_Input for this task_:
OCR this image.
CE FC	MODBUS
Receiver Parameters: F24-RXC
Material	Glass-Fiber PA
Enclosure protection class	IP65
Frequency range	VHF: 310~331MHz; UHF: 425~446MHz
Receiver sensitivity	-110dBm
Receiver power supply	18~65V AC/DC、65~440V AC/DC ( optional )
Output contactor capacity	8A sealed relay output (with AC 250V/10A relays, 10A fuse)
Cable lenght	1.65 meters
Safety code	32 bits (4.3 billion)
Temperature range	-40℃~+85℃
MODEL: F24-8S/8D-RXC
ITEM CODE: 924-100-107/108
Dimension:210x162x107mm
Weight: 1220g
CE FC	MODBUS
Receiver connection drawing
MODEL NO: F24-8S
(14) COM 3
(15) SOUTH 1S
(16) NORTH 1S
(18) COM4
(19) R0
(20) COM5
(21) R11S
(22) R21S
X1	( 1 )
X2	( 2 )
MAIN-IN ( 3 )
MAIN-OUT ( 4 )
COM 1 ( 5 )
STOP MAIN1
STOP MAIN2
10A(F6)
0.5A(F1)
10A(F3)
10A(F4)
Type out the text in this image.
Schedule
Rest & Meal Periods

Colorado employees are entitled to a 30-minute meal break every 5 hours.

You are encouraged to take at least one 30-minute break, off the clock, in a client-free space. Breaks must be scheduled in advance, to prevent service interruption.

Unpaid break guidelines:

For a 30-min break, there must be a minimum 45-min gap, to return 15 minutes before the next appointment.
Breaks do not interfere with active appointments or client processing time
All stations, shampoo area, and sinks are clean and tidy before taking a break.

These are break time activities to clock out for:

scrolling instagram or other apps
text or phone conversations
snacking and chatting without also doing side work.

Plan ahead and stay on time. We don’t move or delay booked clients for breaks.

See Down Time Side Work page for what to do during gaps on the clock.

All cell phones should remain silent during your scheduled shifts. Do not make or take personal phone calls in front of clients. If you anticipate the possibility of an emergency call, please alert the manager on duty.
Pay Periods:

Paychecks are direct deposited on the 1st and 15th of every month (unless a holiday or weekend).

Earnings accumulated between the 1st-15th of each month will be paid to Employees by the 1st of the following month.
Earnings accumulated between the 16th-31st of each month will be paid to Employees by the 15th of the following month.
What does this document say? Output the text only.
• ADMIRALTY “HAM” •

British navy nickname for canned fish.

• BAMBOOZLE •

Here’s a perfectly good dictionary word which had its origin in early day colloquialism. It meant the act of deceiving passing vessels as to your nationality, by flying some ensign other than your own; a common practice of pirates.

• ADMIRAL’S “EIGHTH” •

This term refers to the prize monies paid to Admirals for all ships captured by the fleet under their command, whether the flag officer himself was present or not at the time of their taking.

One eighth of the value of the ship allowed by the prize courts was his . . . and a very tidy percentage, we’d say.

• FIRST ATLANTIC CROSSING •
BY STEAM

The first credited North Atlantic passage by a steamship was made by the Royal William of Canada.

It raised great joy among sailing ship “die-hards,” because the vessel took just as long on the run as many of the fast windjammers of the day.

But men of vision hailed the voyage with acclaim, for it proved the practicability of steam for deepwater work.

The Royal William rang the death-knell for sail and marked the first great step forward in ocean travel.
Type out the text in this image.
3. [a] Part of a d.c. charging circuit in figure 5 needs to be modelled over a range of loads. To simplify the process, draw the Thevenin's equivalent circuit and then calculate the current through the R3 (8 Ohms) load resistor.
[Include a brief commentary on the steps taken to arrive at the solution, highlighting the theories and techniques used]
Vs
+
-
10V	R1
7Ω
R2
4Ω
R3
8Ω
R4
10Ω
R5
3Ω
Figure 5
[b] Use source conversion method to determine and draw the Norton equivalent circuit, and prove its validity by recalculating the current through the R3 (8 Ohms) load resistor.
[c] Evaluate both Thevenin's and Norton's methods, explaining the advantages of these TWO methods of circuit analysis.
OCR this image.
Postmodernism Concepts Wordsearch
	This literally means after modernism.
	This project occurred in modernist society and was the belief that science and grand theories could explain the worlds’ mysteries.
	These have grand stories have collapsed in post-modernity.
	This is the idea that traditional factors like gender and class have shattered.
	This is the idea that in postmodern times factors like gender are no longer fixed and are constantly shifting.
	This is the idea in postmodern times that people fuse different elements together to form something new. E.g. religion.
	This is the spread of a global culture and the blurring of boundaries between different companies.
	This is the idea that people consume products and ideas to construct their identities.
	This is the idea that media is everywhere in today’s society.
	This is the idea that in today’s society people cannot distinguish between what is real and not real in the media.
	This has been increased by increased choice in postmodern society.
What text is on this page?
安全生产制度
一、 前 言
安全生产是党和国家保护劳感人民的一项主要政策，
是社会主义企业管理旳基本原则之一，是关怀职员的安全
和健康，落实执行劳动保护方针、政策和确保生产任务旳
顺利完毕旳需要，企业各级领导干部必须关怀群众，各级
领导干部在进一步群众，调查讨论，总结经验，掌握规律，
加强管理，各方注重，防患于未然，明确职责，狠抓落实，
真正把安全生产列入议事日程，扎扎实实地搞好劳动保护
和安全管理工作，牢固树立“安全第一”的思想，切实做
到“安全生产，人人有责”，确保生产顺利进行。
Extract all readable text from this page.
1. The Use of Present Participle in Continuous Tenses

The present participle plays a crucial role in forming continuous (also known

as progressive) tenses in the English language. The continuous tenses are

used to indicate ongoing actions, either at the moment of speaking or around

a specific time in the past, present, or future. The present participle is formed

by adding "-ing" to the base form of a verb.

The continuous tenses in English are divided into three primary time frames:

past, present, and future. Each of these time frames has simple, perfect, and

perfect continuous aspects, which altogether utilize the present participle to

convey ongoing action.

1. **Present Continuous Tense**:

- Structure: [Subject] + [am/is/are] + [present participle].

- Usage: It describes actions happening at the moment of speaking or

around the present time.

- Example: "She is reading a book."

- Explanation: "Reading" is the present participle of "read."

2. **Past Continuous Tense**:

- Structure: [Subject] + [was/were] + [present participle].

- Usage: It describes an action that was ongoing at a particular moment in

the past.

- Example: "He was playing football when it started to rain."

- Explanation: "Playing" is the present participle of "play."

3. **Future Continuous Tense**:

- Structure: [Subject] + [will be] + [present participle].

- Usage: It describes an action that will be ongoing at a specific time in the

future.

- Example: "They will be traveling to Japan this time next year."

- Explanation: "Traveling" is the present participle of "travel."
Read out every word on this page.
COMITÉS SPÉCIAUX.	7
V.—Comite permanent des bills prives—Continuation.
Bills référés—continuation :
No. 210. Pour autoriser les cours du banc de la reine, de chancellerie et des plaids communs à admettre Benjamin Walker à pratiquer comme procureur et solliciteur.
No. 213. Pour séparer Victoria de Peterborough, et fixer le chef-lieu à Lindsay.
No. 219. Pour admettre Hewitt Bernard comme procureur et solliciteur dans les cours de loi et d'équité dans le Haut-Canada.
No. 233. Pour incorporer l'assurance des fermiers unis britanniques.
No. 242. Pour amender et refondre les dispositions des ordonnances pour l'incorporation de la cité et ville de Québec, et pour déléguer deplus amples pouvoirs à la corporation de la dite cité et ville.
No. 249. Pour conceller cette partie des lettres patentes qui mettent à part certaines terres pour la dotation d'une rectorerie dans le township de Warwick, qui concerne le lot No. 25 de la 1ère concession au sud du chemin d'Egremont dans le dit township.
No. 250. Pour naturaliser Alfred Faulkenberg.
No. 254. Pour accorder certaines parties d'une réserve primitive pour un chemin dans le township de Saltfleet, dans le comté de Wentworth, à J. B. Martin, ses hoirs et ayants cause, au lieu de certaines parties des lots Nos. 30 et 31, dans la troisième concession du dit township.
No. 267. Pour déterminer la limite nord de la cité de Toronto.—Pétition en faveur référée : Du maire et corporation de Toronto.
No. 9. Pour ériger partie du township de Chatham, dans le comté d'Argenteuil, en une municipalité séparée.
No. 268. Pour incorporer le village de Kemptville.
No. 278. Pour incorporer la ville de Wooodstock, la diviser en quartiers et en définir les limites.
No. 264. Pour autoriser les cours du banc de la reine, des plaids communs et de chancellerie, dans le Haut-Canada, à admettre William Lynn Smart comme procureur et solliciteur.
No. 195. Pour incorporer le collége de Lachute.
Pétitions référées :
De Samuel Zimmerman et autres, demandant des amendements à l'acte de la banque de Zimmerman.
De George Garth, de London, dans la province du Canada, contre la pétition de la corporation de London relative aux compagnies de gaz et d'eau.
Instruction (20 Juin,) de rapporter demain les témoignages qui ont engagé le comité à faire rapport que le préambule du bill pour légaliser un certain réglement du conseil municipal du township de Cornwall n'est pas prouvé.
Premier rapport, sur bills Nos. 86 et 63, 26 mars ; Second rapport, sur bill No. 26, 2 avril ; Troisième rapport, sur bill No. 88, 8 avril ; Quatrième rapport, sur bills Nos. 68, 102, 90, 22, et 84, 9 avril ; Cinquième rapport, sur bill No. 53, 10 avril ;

_Set task_: Copy each line of the listing that contains the string "prize".

_Response to this exercise_:
This term refers to the prize monies paid to Admirals for all ships captured by the fleet under their command, whether the flag officer himself was present or not at the time of their taking.
One eighth of the value of the ship allowed by the prize courts was his . . . and a very tidy percentage, we’d say.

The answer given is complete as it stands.